What is needed - Produce a word-for-word copy of the listing below without its pictures.

Records for the task -
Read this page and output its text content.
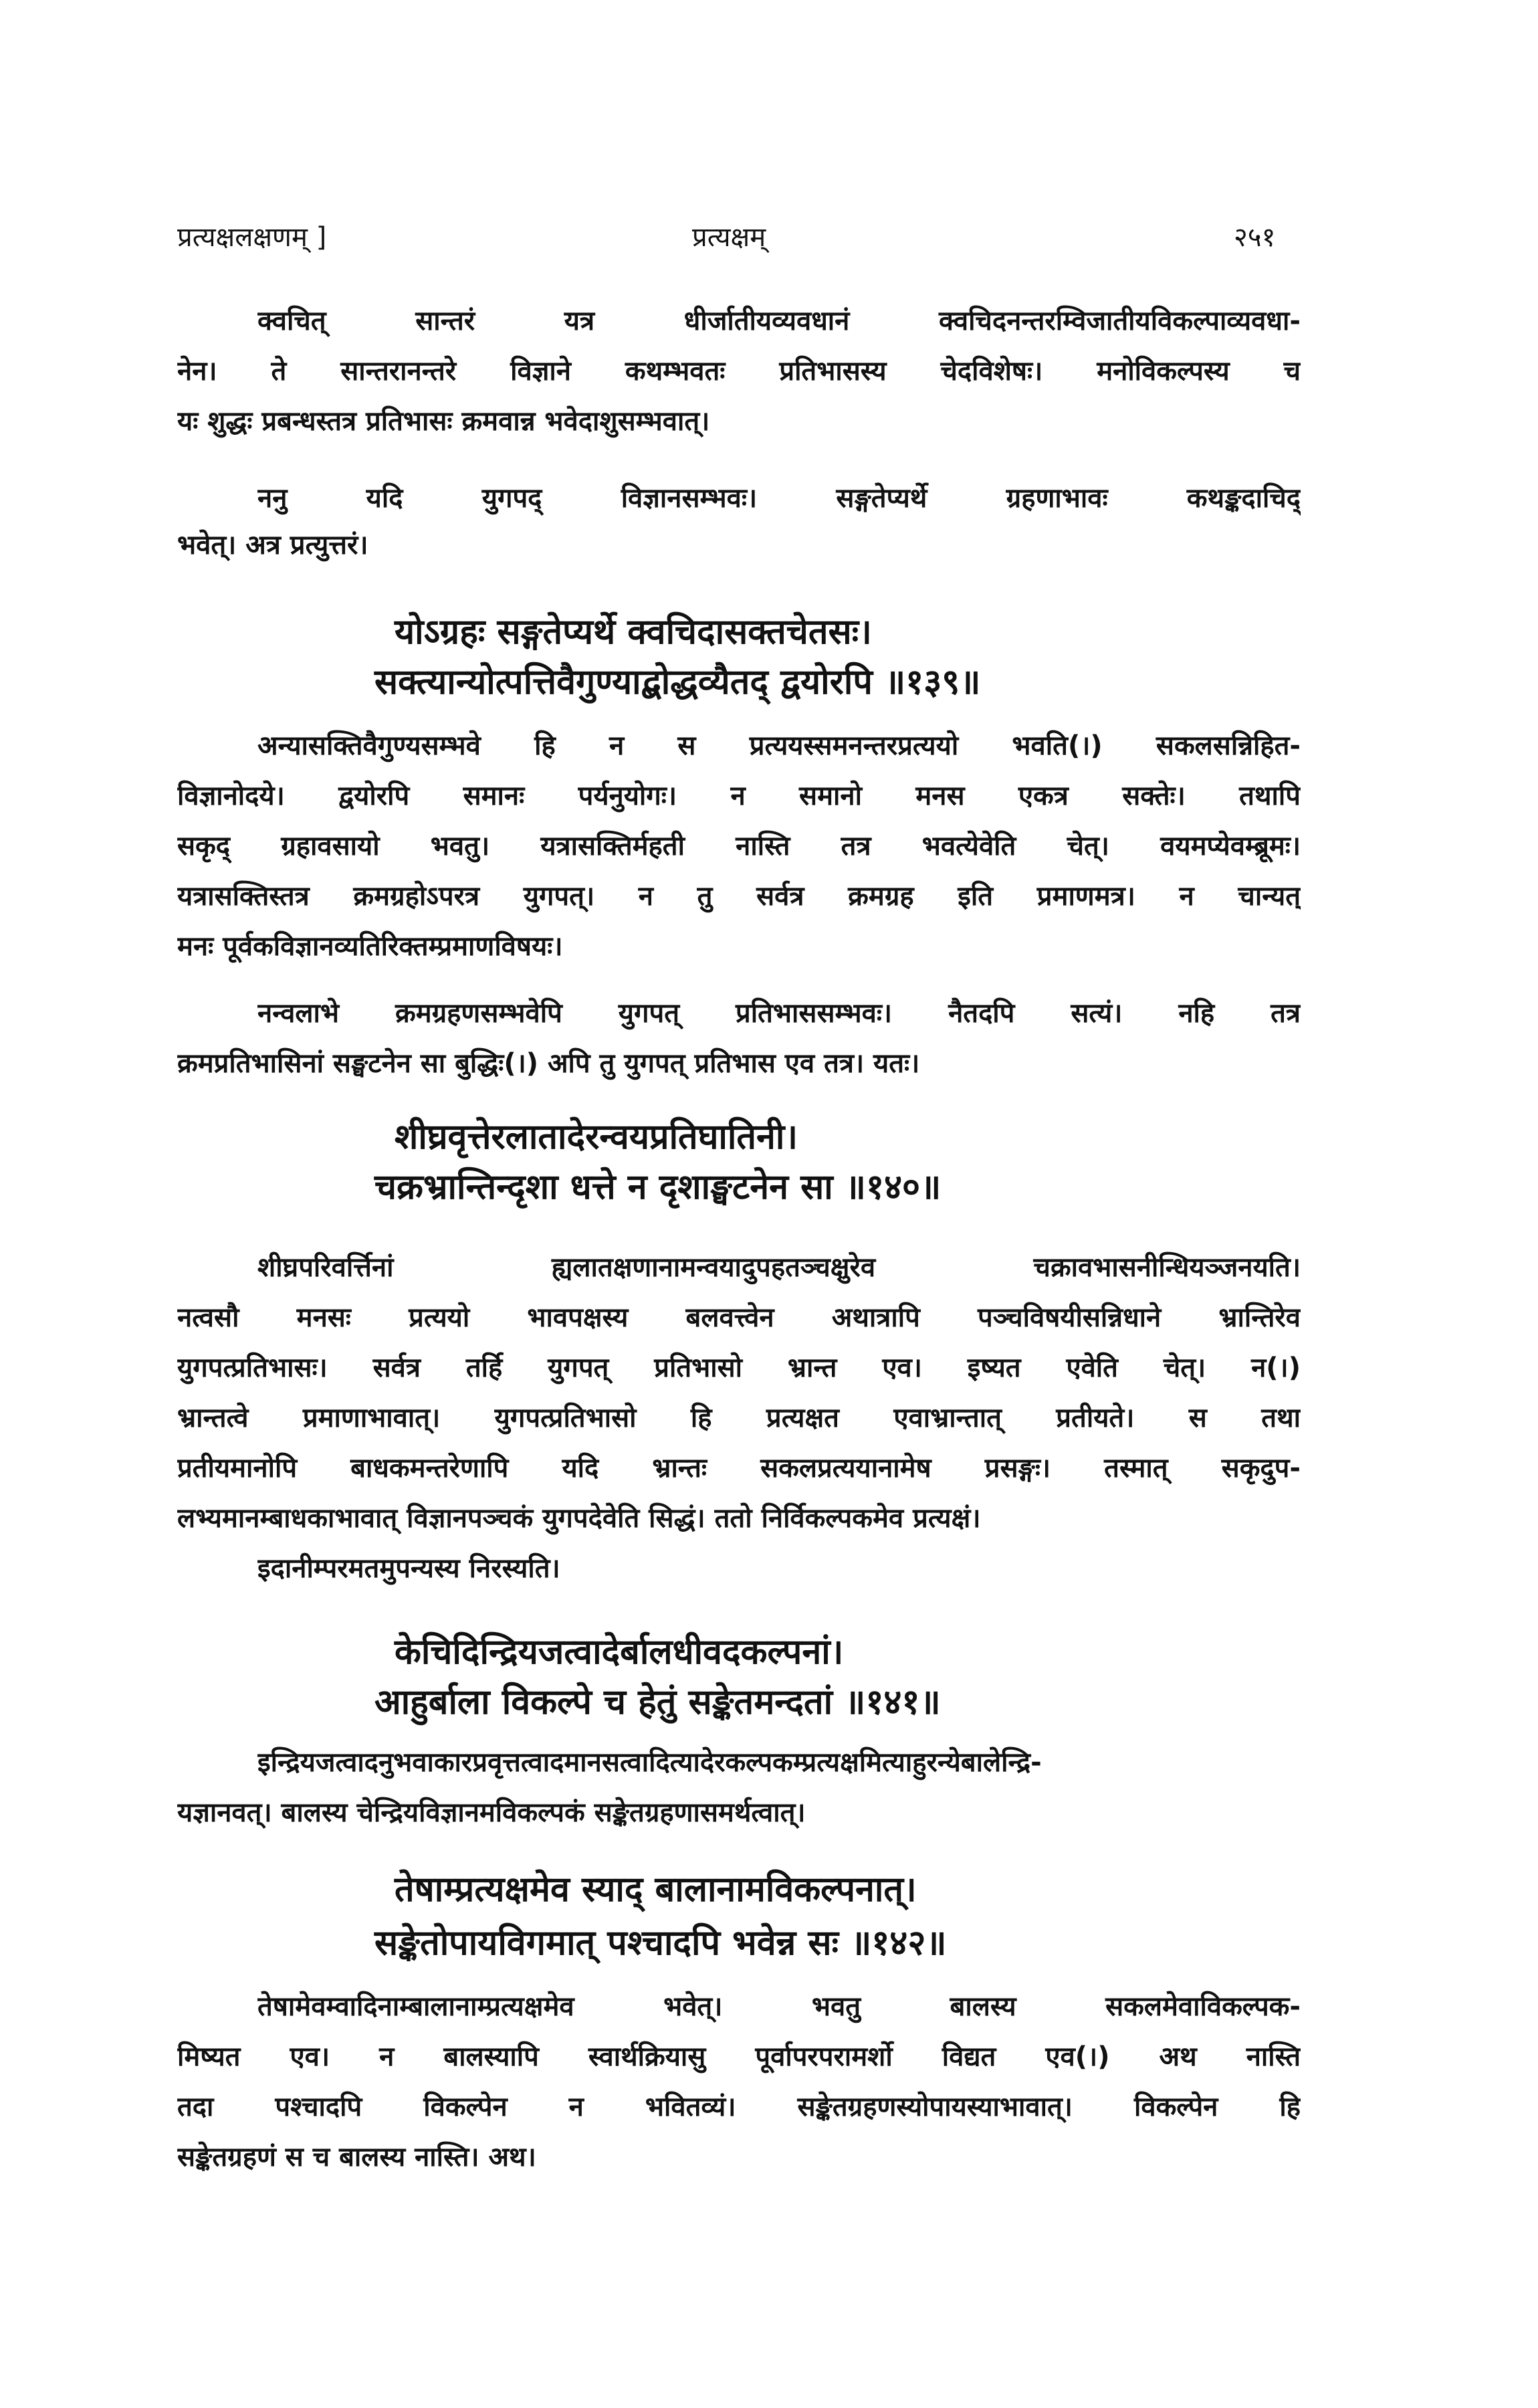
प्रत्यक्षलक्षणम् ]	प्रत्यक्षम्	२५१
क्वचित् सान्तरं यत्र धीर्जातीयव्यवधानं क्वचिदनन्तरम्विजातीयविकल्पाव्यवधा-
नेन। ते सान्तरानन्तरे विज्ञाने कथम्भवतः प्रतिभासस्य चेदविशेषः। मनोविकल्पस्य च
यः शुद्धः प्रबन्धस्तत्र प्रतिभासः क्रमवान्न भवेदाशुसम्भवात्।
ननु यदि युगपद् विज्ञानसम्भवः। सङ्गतेप्यर्थे ग्रहणाभावः कथङ्कदाचिद्
भवेत्। अत्र प्रत्युत्तरं।
योऽग्रहः सङ्गतेप्यर्थे क्वचिदासक्तचेतसः।
सक्त्यान्योत्पत्तिवैगुण्याद्बोद्धव्यैतद् द्वयोरपि ॥१३९॥
अन्यासक्तिवैगुण्यसम्भवे हि न स प्रत्ययस्समनन्तरप्रत्ययो भवति(।) सकलसन्निहित-
विज्ञानोदये। द्वयोरपि समानः पर्यनुयोगः। न समानो मनस एकत्र सक्तेः। तथापि
सकृद् ग्रहावसायो भवतु। यत्रासक्तिर्महती नास्ति तत्र भवत्येवेति चेत्। वयमप्येवम्ब्रूमः।
यत्रासक्तिस्तत्र क्रमग्रहोऽपरत्र युगपत्। न तु सर्वत्र क्रमग्रह इति प्रमाणमत्र। न चान्यत्
मनः पूर्वकविज्ञानव्यतिरिक्तम्प्रमाणविषयः।
नन्वलाभे क्रमग्रहणसम्भवेपि युगपत् प्रतिभाससम्भवः। नैतदपि सत्यं। नहि तत्र
क्रमप्रतिभासिनां सङ्घटनेन सा बुद्धिः(।) अपि तु युगपत् प्रतिभास एव तत्र। यतः।
शीघ्रवृत्तेरलातादेरन्वयप्रतिघातिनी।
चक्रभ्रान्तिन्दृशा धत्ते न दृशाङ्घटनेन सा ॥१४०॥
शीघ्रपरिवर्त्तिनां ह्यलातक्षणानामन्वयादुपहतञ्चक्षुरेव चक्रावभासनीन्धियञ्जनयति।
नत्वसौ मनसः प्रत्ययो भावपक्षस्य बलवत्त्वेन अथात्रापि पञ्चविषयीसन्निधाने भ्रान्तिरेव
युगपत्प्रतिभासः। सर्वत्र तर्हि युगपत् प्रतिभासो भ्रान्त एव। इष्यत एवेति चेत्। न(।)
भ्रान्तत्वे प्रमाणाभावात्। युगपत्प्रतिभासो हि प्रत्यक्षत एवाभ्रान्तात् प्रतीयते। स तथा
प्रतीयमानोपि बाधकमन्तरेणापि यदि भ्रान्तः सकलप्रत्ययानामेष प्रसङ्गः। तस्मात् सकृदुप-
लभ्यमानम्बाधकाभावात् विज्ञानपञ्चकं युगपदेवेति सिद्धं। ततो निर्विकल्पकमेव प्रत्यक्षं।
इदानीम्परमतमुपन्यस्य निरस्यति।
केचिदिन्द्रियजत्वादेर्बालधीवदकल्पनां।
आहुर्बाला विकल्पे च हेतुं सङ्केतमन्दतां ॥१४१॥
इन्द्रियजत्वादनुभवाकारप्रवृत्तत्वादमानसत्वादित्यादेरकल्पकम्प्रत्यक्षमित्याहुरन्येबालेन्द्रि-
यज्ञानवत्। बालस्य चेन्द्रियविज्ञानमविकल्पकं सङ्केतग्रहणासमर्थत्वात्।
तेषाम्प्रत्यक्षमेव स्याद् बालानामविकल्पनात्।
सङ्केतोपायविगमात् पश्चादपि भवेन्न सः ॥१४२॥
तेषामेवम्वादिनाम्बालानाम्प्रत्यक्षमेव भवेत्। भवतु बालस्य सकलमेवाविकल्पक-
मिष्यत एव। न बालस्यापि स्वार्थक्रियासु पूर्वापरपरामर्शो विद्यत एव(।) अथ नास्ति
तदा पश्चादपि विकल्पेन न भवितव्यं। सङ्केतग्रहणस्योपायस्याभावात्। विकल्पेन हि
सङ्केतग्रहणं स च बालस्य नास्ति। अथ।
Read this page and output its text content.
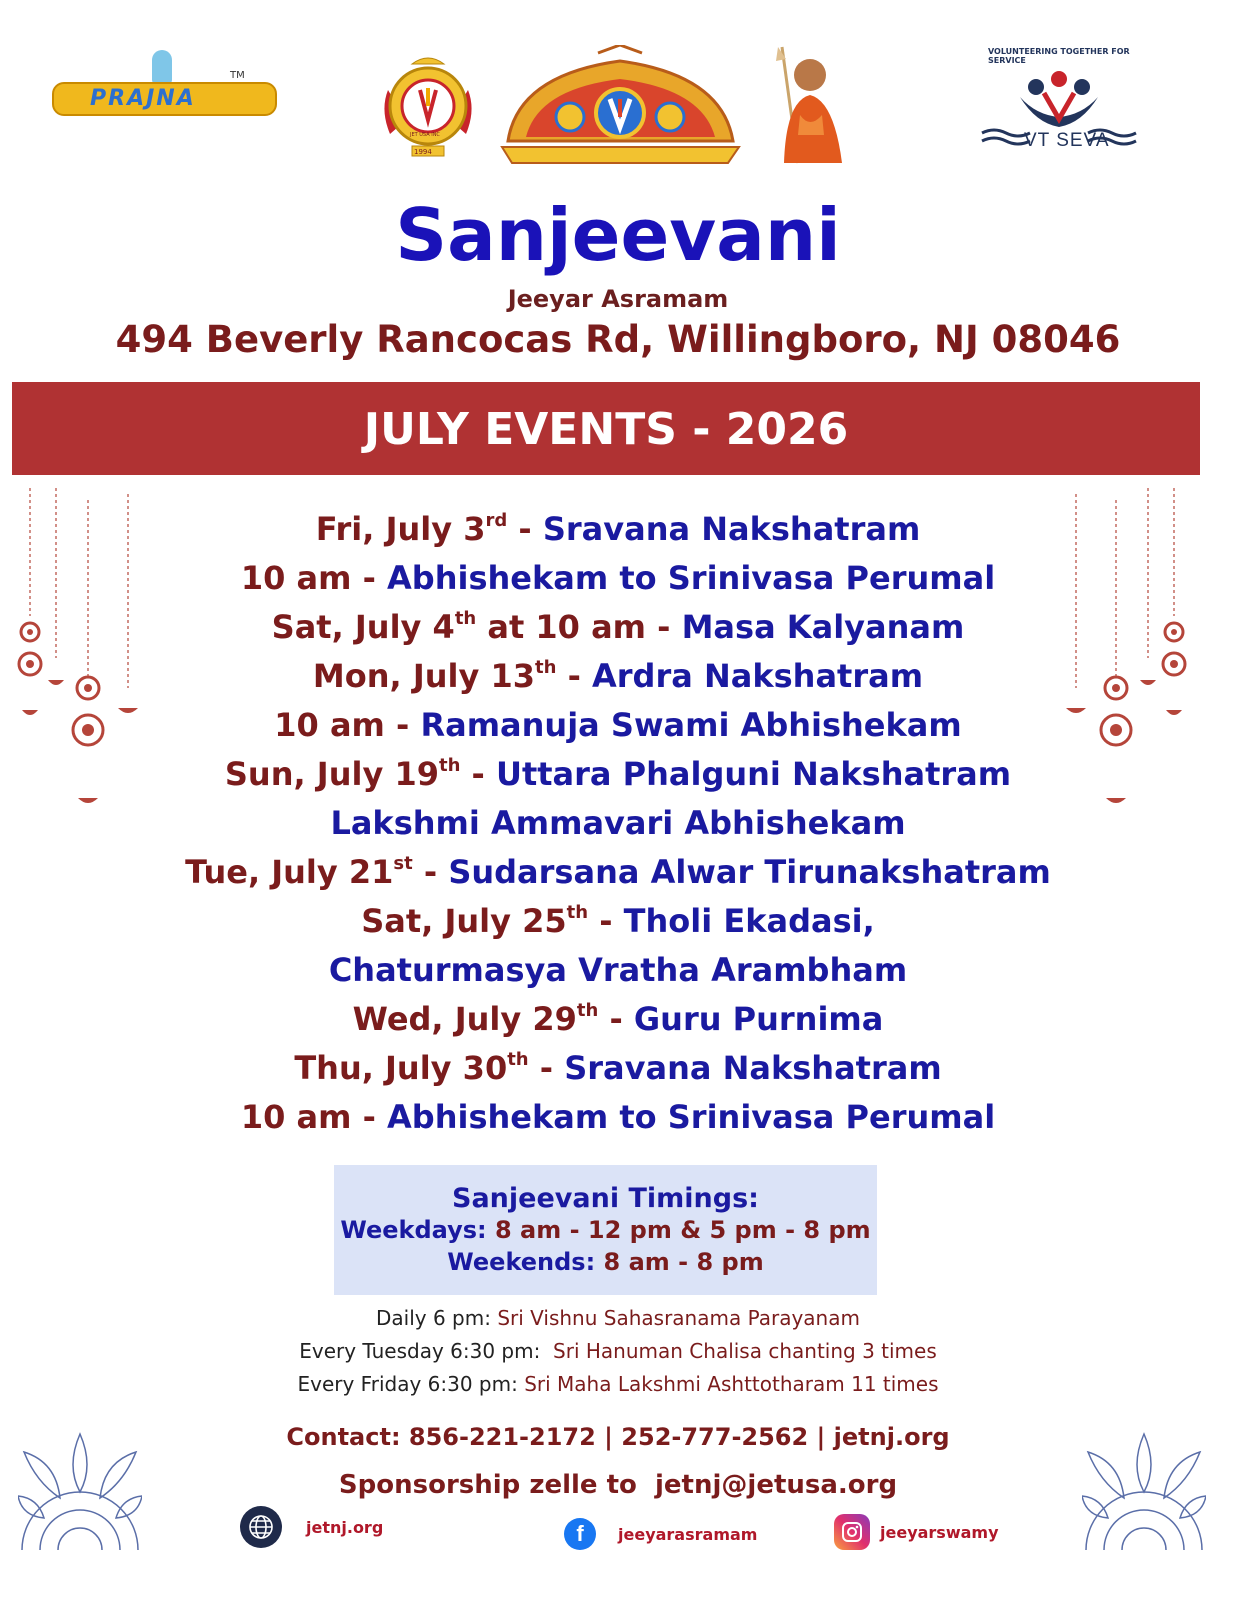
PRAJNA
TM
1994
JET USA INC
VOLUNTEERING TOGETHER FOR SERVICE
VT SEVA
Sanjeevani
Jeeyar Asramam
494 Beverly Rancocas Rd, Willingboro, NJ 08046
JULY EVENTS - 2026
Fri, July 3rd - Sravana Nakshatram
10 am - Abhishekam to Srinivasa Perumal
Sat, July 4th at 10 am - Masa Kalyanam
Mon, July 13th - Ardra Nakshatram
10 am - Ramanuja Swami Abhishekam
Sun, July 19th - Uttara Phalguni Nakshatram
Lakshmi Ammavari Abhishekam
Tue, July 21st - Sudarsana Alwar Tirunakshatram
Sat, July 25th - Tholi Ekadasi,
Chaturmasya Vratha Arambham
Wed, July 29th - Guru Purnima
Thu, July 30th - Sravana Nakshatram
10 am - Abhishekam to Srinivasa Perumal
Sanjeevani Timings:
Weekdays: 8 am - 12 pm & 5 pm - 8 pm
Weekends: 8 am - 8 pm
Daily 6 pm: Sri Vishnu Sahasranama Parayanam
Every Tuesday 6:30 pm:  Sri Hanuman Chalisa chanting 3 times
Every Friday 6:30 pm: Sri Maha Lakshmi Ashttotharam 11 times
Contact: 856-221-2172 | 252-777-2562 | jetnj.org
Sponsorship zelle to  jetnj@jetusa.org
jetnj.org	f jeeyarasramam	jeeyarswamy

Written answer -
Read this page and output its text content.
प्रत्यक्षलक्षणम् ]	प्रत्यक्षम्	२५१
क्वचित् सान्तरं यत्र धीर्जातीयव्यवधानं क्वचिदनन्तरम्विजातीयविकल्पाव्यवधा-
नेन। ते सान्तरानन्तरे विज्ञाने कथम्भवतः प्रतिभासस्य चेदविशेषः। मनोविकल्पस्य च
यः शुद्धः प्रबन्धस्तत्र प्रतिभासः क्रमवान्न भवेदाशुसम्भवात्।
ननु यदि युगपद् विज्ञानसम्भवः। सङ्गतेप्यर्थे ग्रहणाभावः कथङ्कदाचिद्
भवेत्। अत्र प्रत्युत्तरं।
योऽग्रहः सङ्गतेप्यर्थे क्वचिदासक्तचेतसः।
सक्त्यान्योत्पत्तिवैगुण्याद्बोद्धव्यैतद् द्वयोरपि ॥१३९॥
अन्यासक्तिवैगुण्यसम्भवे हि न स प्रत्ययस्समनन्तरप्रत्ययो भवति(।) सकलसन्निहित-
विज्ञानोदये। द्वयोरपि समानः पर्यनुयोगः। न समानो मनस एकत्र सक्तेः। तथापि
सकृद् ग्रहावसायो भवतु। यत्रासक्तिर्महती नास्ति तत्र भवत्येवेति चेत्। वयमप्येवम्ब्रूमः।
यत्रासक्तिस्तत्र क्रमग्रहोऽपरत्र युगपत्। न तु सर्वत्र क्रमग्रह इति प्रमाणमत्र। न चान्यत्
मनः पूर्वकविज्ञानव्यतिरिक्तम्प्रमाणविषयः।
नन्वलाभे क्रमग्रहणसम्भवेपि युगपत् प्रतिभाससम्भवः। नैतदपि सत्यं। नहि तत्र
क्रमप्रतिभासिनां सङ्घटनेन सा बुद्धिः(।) अपि तु युगपत् प्रतिभास एव तत्र। यतः।
शीघ्रवृत्तेरलातादेरन्वयप्रतिघातिनी।
चक्रभ्रान्तिन्दृशा धत्ते न दृशाङ्घटनेन सा ॥१४०॥
शीघ्रपरिवर्त्तिनां ह्यलातक्षणानामन्वयादुपहतञ्चक्षुरेव चक्रावभासनीन्धियञ्जनयति।
नत्वसौ मनसः प्रत्ययो भावपक्षस्य बलवत्त्वेन अथात्रापि पञ्चविषयीसन्निधाने भ्रान्तिरेव
युगपत्प्रतिभासः। सर्वत्र तर्हि युगपत् प्रतिभासो भ्रान्त एव। इष्यत एवेति चेत्। न(।)
भ्रान्तत्वे प्रमाणाभावात्। युगपत्प्रतिभासो हि प्रत्यक्षत एवाभ्रान्तात् प्रतीयते। स तथा
प्रतीयमानोपि बाधकमन्तरेणापि यदि भ्रान्तः सकलप्रत्ययानामेष प्रसङ्गः। तस्मात् सकृदुप-
लभ्यमानम्बाधकाभावात् विज्ञानपञ्चकं युगपदेवेति सिद्धं। ततो निर्विकल्पकमेव प्रत्यक्षं।
इदानीम्परमतमुपन्यस्य निरस्यति।
केचिदिन्द्रियजत्वादेर्बालधीवदकल्पनां।
आहुर्बाला विकल्पे च हेतुं सङ्केतमन्दतां ॥१४१॥
इन्द्रियजत्वादनुभवाकारप्रवृत्तत्वादमानसत्वादित्यादेरकल्पकम्प्रत्यक्षमित्याहुरन्येबालेन्द्रि-
यज्ञानवत्। बालस्य चेन्द्रियविज्ञानमविकल्पकं सङ्केतग्रहणासमर्थत्वात्।
तेषाम्प्रत्यक्षमेव स्याद् बालानामविकल्पनात्।
सङ्केतोपायविगमात् पश्चादपि भवेन्न सः ॥१४२॥
तेषामेवम्वादिनाम्बालानाम्प्रत्यक्षमेव भवेत्। भवतु बालस्य सकलमेवाविकल्पक-
मिष्यत एव। न बालस्यापि स्वार्थक्रियासु पूर्वापरपरामर्शो विद्यत एव(।) अथ नास्ति
तदा पश्चादपि विकल्पेन न भवितव्यं। सङ्केतग्रहणस्योपायस्याभावात्। विकल्पेन हि
सङ्केतग्रहणं स च बालस्य नास्ति। अथ।
Read this page and output its text content.
PRAJNA
TM
1994
JET USA INC
VOLUNTEERING TOGETHER FOR SERVICE
VT SEVA
Sanjeevani
Jeeyar Asramam
494 Beverly Rancocas Rd, Willingboro, NJ 08046
JULY EVENTS - 2026
Fri, July 3rd - Sravana Nakshatram
10 am - Abhishekam to Srinivasa Perumal
Sat, July 4th at 10 am - Masa Kalyanam
Mon, July 13th - Ardra Nakshatram
10 am - Ramanuja Swami Abhishekam
Sun, July 19th - Uttara Phalguni Nakshatram
Lakshmi Ammavari Abhishekam
Tue, July 21st - Sudarsana Alwar Tirunakshatram
Sat, July 25th - Tholi Ekadasi,
Chaturmasya Vratha Arambham
Wed, July 29th - Guru Purnima
Thu, July 30th - Sravana Nakshatram
10 am - Abhishekam to Srinivasa Perumal
Sanjeevani Timings:
Weekdays: 8 am - 12 pm & 5 pm - 8 pm
Weekends: 8 am - 8 pm
Daily 6 pm: Sri Vishnu Sahasranama Parayanam
Every Tuesday 6:30 pm:  Sri Hanuman Chalisa chanting 3 times
Every Friday 6:30 pm: Sri Maha Lakshmi Ashttotharam 11 times
Contact: 856-221-2172 | 252-777-2562 | jetnj.org
Sponsorship zelle to  jetnj@jetusa.org
jetnj.org	f jeeyarasramam	jeeyarswamy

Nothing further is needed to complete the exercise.